Saved entries
============================================================

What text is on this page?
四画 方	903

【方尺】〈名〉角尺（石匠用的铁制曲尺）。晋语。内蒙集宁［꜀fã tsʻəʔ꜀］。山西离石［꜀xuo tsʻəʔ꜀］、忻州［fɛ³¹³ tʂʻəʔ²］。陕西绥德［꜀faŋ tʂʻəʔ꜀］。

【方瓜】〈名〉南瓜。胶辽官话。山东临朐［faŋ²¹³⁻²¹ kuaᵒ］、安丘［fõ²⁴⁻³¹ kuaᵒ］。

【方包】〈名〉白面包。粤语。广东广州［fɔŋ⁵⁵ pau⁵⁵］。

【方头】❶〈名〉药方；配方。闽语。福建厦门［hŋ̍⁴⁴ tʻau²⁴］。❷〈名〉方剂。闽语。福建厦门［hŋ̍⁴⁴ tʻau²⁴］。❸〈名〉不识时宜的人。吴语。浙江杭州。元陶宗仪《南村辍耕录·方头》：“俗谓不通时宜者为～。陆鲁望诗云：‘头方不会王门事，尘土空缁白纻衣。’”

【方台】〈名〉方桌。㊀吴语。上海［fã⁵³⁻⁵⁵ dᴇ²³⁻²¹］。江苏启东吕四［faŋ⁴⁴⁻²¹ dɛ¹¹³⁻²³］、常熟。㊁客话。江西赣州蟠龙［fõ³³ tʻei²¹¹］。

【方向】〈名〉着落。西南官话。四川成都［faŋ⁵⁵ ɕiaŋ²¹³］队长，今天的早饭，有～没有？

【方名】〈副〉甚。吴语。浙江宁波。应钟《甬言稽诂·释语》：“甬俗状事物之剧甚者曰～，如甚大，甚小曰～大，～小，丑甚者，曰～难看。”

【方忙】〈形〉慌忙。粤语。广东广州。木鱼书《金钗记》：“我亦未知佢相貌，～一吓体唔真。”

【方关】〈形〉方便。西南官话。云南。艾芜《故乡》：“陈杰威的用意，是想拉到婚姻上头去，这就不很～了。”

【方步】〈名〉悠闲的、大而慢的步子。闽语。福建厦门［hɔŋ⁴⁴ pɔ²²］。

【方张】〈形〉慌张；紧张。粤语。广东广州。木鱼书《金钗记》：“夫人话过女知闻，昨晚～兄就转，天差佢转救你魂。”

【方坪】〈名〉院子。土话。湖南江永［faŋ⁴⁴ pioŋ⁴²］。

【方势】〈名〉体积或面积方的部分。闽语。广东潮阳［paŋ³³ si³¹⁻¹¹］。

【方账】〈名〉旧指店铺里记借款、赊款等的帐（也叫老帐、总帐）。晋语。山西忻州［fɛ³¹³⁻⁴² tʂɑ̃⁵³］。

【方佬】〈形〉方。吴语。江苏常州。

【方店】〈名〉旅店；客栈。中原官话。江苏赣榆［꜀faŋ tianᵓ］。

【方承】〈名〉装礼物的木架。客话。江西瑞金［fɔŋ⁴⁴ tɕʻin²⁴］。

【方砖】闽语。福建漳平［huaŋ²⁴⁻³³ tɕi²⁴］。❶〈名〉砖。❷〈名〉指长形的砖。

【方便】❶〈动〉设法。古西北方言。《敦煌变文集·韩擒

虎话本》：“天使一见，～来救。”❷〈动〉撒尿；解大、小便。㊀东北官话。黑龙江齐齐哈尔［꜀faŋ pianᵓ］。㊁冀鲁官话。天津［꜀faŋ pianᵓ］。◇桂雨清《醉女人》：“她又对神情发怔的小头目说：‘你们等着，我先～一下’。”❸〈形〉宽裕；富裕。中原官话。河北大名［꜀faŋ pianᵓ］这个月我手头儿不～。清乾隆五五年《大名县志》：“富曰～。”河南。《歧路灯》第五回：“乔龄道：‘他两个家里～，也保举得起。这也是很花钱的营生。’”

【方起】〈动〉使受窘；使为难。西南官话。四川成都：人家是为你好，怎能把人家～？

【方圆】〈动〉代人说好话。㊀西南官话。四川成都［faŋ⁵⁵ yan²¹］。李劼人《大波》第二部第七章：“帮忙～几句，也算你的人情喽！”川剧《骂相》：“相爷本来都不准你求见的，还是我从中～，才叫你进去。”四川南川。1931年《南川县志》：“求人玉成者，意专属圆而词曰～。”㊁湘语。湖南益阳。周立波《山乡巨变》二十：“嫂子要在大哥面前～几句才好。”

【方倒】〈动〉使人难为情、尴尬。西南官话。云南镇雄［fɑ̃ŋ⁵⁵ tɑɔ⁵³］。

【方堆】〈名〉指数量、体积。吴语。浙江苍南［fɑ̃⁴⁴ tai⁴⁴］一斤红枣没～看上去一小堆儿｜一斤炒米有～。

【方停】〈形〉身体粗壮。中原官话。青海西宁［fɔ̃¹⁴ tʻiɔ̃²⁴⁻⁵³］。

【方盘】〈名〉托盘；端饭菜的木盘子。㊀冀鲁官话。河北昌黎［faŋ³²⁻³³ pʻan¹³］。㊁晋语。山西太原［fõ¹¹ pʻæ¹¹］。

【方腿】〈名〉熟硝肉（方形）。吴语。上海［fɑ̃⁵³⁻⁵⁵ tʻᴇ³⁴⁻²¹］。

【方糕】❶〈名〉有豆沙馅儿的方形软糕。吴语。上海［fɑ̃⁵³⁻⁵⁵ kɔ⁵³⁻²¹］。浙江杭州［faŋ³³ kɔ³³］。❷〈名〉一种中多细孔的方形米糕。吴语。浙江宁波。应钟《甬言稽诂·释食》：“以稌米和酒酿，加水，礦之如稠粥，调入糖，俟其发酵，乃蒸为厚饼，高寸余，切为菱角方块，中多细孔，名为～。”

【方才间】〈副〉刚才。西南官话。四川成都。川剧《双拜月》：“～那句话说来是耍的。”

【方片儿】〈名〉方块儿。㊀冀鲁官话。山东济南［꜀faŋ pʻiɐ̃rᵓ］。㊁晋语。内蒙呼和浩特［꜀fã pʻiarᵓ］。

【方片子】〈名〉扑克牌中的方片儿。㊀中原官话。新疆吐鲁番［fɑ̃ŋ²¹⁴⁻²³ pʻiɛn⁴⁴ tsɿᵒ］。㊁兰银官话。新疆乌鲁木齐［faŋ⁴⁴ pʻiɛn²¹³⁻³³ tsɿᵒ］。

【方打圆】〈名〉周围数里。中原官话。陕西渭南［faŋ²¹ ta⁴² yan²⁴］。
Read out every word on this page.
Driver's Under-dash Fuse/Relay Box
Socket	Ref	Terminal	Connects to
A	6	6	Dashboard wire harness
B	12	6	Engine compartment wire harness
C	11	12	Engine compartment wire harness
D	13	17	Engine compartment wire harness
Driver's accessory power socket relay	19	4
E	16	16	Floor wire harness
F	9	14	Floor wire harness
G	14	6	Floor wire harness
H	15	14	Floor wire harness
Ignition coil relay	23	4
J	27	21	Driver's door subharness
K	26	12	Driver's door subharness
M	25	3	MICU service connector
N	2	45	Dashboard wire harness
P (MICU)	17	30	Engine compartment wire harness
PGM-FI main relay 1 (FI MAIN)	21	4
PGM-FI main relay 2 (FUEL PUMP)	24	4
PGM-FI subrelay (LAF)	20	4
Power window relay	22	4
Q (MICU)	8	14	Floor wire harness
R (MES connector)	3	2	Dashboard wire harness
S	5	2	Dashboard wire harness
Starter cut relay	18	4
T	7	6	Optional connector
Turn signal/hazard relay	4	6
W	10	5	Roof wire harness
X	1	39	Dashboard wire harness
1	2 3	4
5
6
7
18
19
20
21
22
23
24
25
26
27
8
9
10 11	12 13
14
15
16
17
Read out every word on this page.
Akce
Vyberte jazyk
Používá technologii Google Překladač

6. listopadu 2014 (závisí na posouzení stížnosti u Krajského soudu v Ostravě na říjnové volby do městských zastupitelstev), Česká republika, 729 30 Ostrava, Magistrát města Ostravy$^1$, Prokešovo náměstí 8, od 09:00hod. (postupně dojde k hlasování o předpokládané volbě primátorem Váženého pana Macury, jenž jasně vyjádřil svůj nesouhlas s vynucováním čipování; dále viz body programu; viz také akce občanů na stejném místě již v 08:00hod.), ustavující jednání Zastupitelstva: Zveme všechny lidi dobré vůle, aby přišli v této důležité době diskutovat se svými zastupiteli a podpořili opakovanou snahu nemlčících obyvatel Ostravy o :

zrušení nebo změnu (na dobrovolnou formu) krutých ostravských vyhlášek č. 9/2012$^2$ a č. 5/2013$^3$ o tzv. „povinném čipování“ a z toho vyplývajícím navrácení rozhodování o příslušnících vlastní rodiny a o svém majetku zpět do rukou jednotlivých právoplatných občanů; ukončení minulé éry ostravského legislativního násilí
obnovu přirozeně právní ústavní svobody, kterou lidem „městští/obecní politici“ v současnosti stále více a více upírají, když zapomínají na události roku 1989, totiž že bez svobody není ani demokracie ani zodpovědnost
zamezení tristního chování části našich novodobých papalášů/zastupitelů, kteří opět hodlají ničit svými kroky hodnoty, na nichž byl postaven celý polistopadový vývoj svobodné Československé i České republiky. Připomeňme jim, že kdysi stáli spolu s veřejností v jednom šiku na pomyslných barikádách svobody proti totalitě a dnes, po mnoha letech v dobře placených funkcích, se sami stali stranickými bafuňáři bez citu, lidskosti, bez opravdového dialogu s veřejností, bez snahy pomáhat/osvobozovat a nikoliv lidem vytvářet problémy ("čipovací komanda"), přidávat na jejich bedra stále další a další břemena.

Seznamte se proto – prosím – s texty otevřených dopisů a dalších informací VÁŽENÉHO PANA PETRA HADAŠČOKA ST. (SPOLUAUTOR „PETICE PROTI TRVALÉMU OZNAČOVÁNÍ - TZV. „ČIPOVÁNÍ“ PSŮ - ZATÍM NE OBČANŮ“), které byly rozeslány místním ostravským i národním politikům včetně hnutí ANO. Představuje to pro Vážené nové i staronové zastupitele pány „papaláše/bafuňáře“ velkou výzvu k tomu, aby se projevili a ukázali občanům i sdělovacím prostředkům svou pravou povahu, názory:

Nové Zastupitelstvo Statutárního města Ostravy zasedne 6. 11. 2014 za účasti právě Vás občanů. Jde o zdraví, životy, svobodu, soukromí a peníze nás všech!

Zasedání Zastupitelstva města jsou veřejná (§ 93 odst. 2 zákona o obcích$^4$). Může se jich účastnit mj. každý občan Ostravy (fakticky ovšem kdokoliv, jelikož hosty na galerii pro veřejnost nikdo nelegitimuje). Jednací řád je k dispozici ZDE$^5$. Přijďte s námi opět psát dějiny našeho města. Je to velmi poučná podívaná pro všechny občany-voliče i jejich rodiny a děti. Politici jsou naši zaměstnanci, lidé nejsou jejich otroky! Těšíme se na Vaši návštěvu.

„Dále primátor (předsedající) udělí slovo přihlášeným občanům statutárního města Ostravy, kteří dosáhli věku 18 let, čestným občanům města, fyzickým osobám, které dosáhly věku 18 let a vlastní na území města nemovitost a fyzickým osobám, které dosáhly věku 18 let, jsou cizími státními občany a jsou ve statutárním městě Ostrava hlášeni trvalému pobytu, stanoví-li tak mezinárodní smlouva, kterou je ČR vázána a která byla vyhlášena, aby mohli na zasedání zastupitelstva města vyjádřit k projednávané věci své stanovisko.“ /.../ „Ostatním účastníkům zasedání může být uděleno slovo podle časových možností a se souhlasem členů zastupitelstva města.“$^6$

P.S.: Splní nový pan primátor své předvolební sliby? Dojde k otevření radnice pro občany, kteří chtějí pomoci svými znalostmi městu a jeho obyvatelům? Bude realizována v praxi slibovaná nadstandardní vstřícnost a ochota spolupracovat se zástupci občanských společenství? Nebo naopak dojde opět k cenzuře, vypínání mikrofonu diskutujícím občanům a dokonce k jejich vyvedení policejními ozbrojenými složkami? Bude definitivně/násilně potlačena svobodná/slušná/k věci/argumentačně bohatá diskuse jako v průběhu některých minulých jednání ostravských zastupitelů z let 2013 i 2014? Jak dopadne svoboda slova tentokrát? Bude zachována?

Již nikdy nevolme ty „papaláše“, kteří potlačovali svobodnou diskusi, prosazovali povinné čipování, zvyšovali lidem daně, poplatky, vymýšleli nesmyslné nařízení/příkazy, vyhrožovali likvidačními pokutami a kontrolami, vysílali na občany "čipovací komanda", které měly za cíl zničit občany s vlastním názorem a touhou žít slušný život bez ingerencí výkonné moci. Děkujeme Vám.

============================================================

Aim of the exercise =
All lines above with "main" in them should be returned.

Correct answer =
PGM-FI main relay 1 (FI MAIN)	21	4
PGM-FI main relay 2 (FUEL PUMP)	24	4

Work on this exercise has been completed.